* [Saved entries]
———
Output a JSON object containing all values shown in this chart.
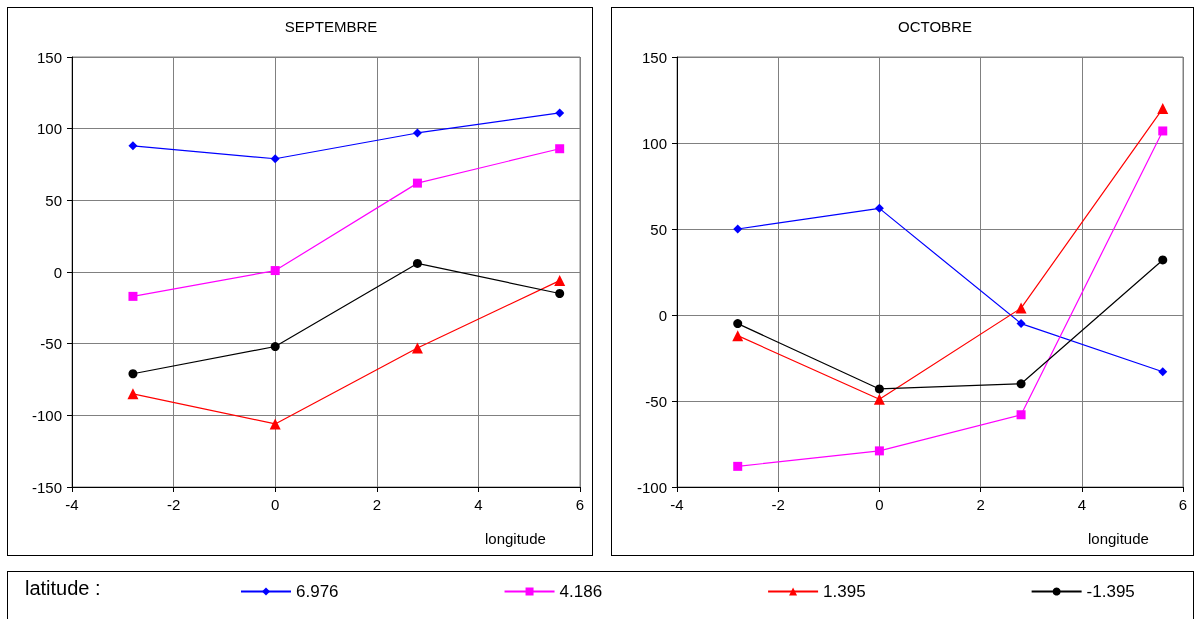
{
  "chart_data": [
    {
      "type": "line",
      "title": "SEPTEMBRE",
      "xlabel": "longitude",
      "xlim": [
        -4,
        6
      ],
      "xticks": [
        -4,
        -2,
        0,
        2,
        4,
        6
      ],
      "ylim": [
        -150,
        150
      ],
      "yticks": [
        -150,
        -100,
        -50,
        0,
        50,
        100,
        150
      ],
      "grid": true,
      "x": [
        -2.8,
        0,
        2.8,
        5.6
      ],
      "series": [
        {
          "color": "#0000ff",
          "marker": "diamond",
          "values": [
            88,
            79,
            97,
            111
          ]
        },
        {
          "color": "#ff00ff",
          "marker": "square",
          "values": [
            -17,
            1,
            62,
            86
          ]
        },
        {
          "color": "#ff0000",
          "marker": "triangle",
          "values": [
            -85,
            -106,
            -53,
            -6
          ]
        },
        {
          "color": "#000000",
          "marker": "circle",
          "values": [
            -71,
            -52,
            6,
            -15
          ]
        }
      ]
    },
    {
      "type": "line",
      "title": "OCTOBRE",
      "xlabel": "longitude",
      "xlim": [
        -4,
        6
      ],
      "xticks": [
        -4,
        -2,
        0,
        2,
        4,
        6
      ],
      "ylim": [
        -100,
        150
      ],
      "yticks": [
        -100,
        -50,
        0,
        50,
        100,
        150
      ],
      "grid": true,
      "legend": "bottom",
      "legend_title": "latitude :",
      "x": [
        -2.8,
        0,
        2.8,
        5.6
      ],
      "series": [
        {
          "name": "6.976",
          "color": "#0000ff",
          "marker": "diamond",
          "values": [
            50,
            62,
            -5,
            -33
          ]
        },
        {
          "name": "4.186",
          "color": "#ff00ff",
          "marker": "square",
          "values": [
            -88,
            -79,
            -58,
            107
          ]
        },
        {
          "name": "1.395",
          "color": "#ff0000",
          "marker": "triangle",
          "values": [
            -12,
            -49,
            4,
            120
          ]
        },
        {
          "name": "-1.395",
          "color": "#000000",
          "marker": "circle",
          "values": [
            -5,
            -43,
            -40,
            32
          ]
        }
      ]
    }
  ]
}
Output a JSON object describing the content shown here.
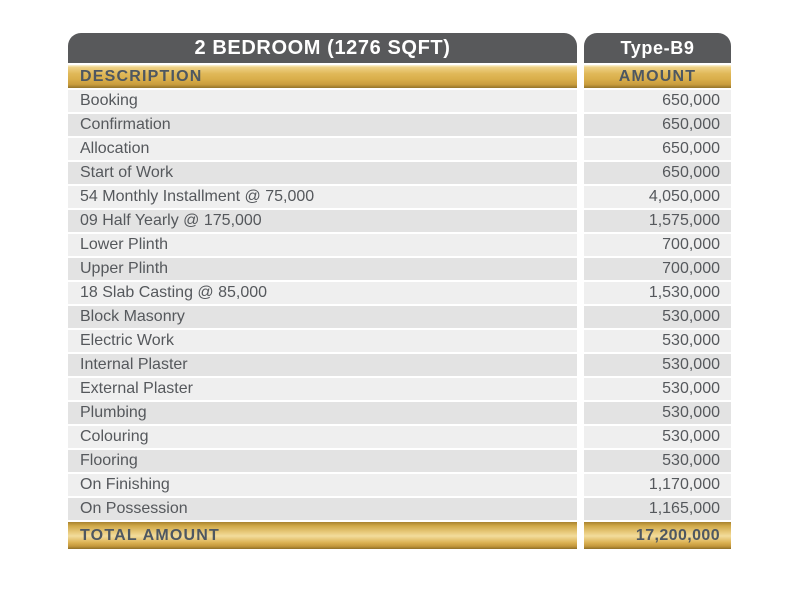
{
  "header": {
    "title": "2 BEDROOM (1276 SQFT)",
    "type_label": "Type-B9"
  },
  "columns": {
    "description": "DESCRIPTION",
    "amount": "AMOUNT"
  },
  "rows": [
    {
      "label": "Booking",
      "amount": "650,000"
    },
    {
      "label": "Confirmation",
      "amount": "650,000"
    },
    {
      "label": "Allocation",
      "amount": "650,000"
    },
    {
      "label": "Start of Work",
      "amount": "650,000"
    },
    {
      "label": "54 Monthly Installment @ 75,000",
      "amount": "4,050,000"
    },
    {
      "label": "09 Half Yearly @ 175,000",
      "amount": "1,575,000"
    },
    {
      "label": "Lower Plinth",
      "amount": "700,000"
    },
    {
      "label": "Upper Plinth",
      "amount": "700,000"
    },
    {
      "label": "18 Slab Casting @ 85,000",
      "amount": "1,530,000"
    },
    {
      "label": "Block Masonry",
      "amount": "530,000"
    },
    {
      "label": "Electric Work",
      "amount": "530,000"
    },
    {
      "label": "Internal Plaster",
      "amount": "530,000"
    },
    {
      "label": "External Plaster",
      "amount": "530,000"
    },
    {
      "label": "Plumbing",
      "amount": "530,000"
    },
    {
      "label": "Colouring",
      "amount": "530,000"
    },
    {
      "label": "Flooring",
      "amount": "530,000"
    },
    {
      "label": "On Finishing",
      "amount": "1,170,000"
    },
    {
      "label": "On Possession",
      "amount": "1,165,000"
    }
  ],
  "total": {
    "label": "TOTAL AMOUNT",
    "amount": "17,200,000"
  },
  "colors": {
    "header_gray": "#58595B",
    "gold": "#DDB452",
    "gold_light": "#F2DC9C",
    "gold_dark": "#93732A",
    "row_light": "#EFEFEF",
    "row_dark": "#E3E3E3",
    "text_dark": "#4E5761",
    "row_text": "#55585C"
  }
}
———
Copy the whole of the material above exactly, but not its images.

* [Answer in full]
Output a JSON object containing all values shown in this chart.
{
  "chart_data": [
    {
      "type": "line",
      "title": "SEPTEMBRE",
      "xlabel": "longitude",
      "xlim": [
        -4,
        6
      ],
      "xticks": [
        -4,
        -2,
        0,
        2,
        4,
        6
      ],
      "ylim": [
        -150,
        150
      ],
      "yticks": [
        -150,
        -100,
        -50,
        0,
        50,
        100,
        150
      ],
      "grid": true,
      "x": [
        -2.8,
        0,
        2.8,
        5.6
      ],
      "series": [
        {
          "color": "#0000ff",
          "marker": "diamond",
          "values": [
            88,
            79,
            97,
            111
          ]
        },
        {
          "color": "#ff00ff",
          "marker": "square",
          "values": [
            -17,
            1,
            62,
            86
          ]
        },
        {
          "color": "#ff0000",
          "marker": "triangle",
          "values": [
            -85,
            -106,
            -53,
            -6
          ]
        },
        {
          "color": "#000000",
          "marker": "circle",
          "values": [
            -71,
            -52,
            6,
            -15
          ]
        }
      ]
    },
    {
      "type": "line",
      "title": "OCTOBRE",
      "xlabel": "longitude",
      "xlim": [
        -4,
        6
      ],
      "xticks": [
        -4,
        -2,
        0,
        2,
        4,
        6
      ],
      "ylim": [
        -100,
        150
      ],
      "yticks": [
        -100,
        -50,
        0,
        50,
        100,
        150
      ],
      "grid": true,
      "legend": "bottom",
      "legend_title": "latitude :",
      "x": [
        -2.8,
        0,
        2.8,
        5.6
      ],
      "series": [
        {
          "name": "6.976",
          "color": "#0000ff",
          "marker": "diamond",
          "values": [
            50,
            62,
            -5,
            -33
          ]
        },
        {
          "name": "4.186",
          "color": "#ff00ff",
          "marker": "square",
          "values": [
            -88,
            -79,
            -58,
            107
          ]
        },
        {
          "name": "1.395",
          "color": "#ff0000",
          "marker": "triangle",
          "values": [
            -12,
            -49,
            4,
            120
          ]
        },
        {
          "name": "-1.395",
          "color": "#000000",
          "marker": "circle",
          "values": [
            -5,
            -43,
            -40,
            32
          ]
        }
      ]
    }
  ]
}
Output a JSON object describing the content shown here.
{
  "header": {
    "title": "2 BEDROOM (1276 SQFT)",
    "type_label": "Type-B9"
  },
  "columns": {
    "description": "DESCRIPTION",
    "amount": "AMOUNT"
  },
  "rows": [
    {
      "label": "Booking",
      "amount": "650,000"
    },
    {
      "label": "Confirmation",
      "amount": "650,000"
    },
    {
      "label": "Allocation",
      "amount": "650,000"
    },
    {
      "label": "Start of Work",
      "amount": "650,000"
    },
    {
      "label": "54 Monthly Installment @ 75,000",
      "amount": "4,050,000"
    },
    {
      "label": "09 Half Yearly @ 175,000",
      "amount": "1,575,000"
    },
    {
      "label": "Lower Plinth",
      "amount": "700,000"
    },
    {
      "label": "Upper Plinth",
      "amount": "700,000"
    },
    {
      "label": "18 Slab Casting @ 85,000",
      "amount": "1,530,000"
    },
    {
      "label": "Block Masonry",
      "amount": "530,000"
    },
    {
      "label": "Electric Work",
      "amount": "530,000"
    },
    {
      "label": "Internal Plaster",
      "amount": "530,000"
    },
    {
      "label": "External Plaster",
      "amount": "530,000"
    },
    {
      "label": "Plumbing",
      "amount": "530,000"
    },
    {
      "label": "Colouring",
      "amount": "530,000"
    },
    {
      "label": "Flooring",
      "amount": "530,000"
    },
    {
      "label": "On Finishing",
      "amount": "1,170,000"
    },
    {
      "label": "On Possession",
      "amount": "1,165,000"
    }
  ],
  "total": {
    "label": "TOTAL AMOUNT",
    "amount": "17,200,000"
  },
  "colors": {
    "header_gray": "#58595B",
    "gold": "#DDB452",
    "gold_light": "#F2DC9C",
    "gold_dark": "#93732A",
    "row_light": "#EFEFEF",
    "row_dark": "#E3E3E3",
    "text_dark": "#4E5761",
    "row_text": "#55585C"
  }
}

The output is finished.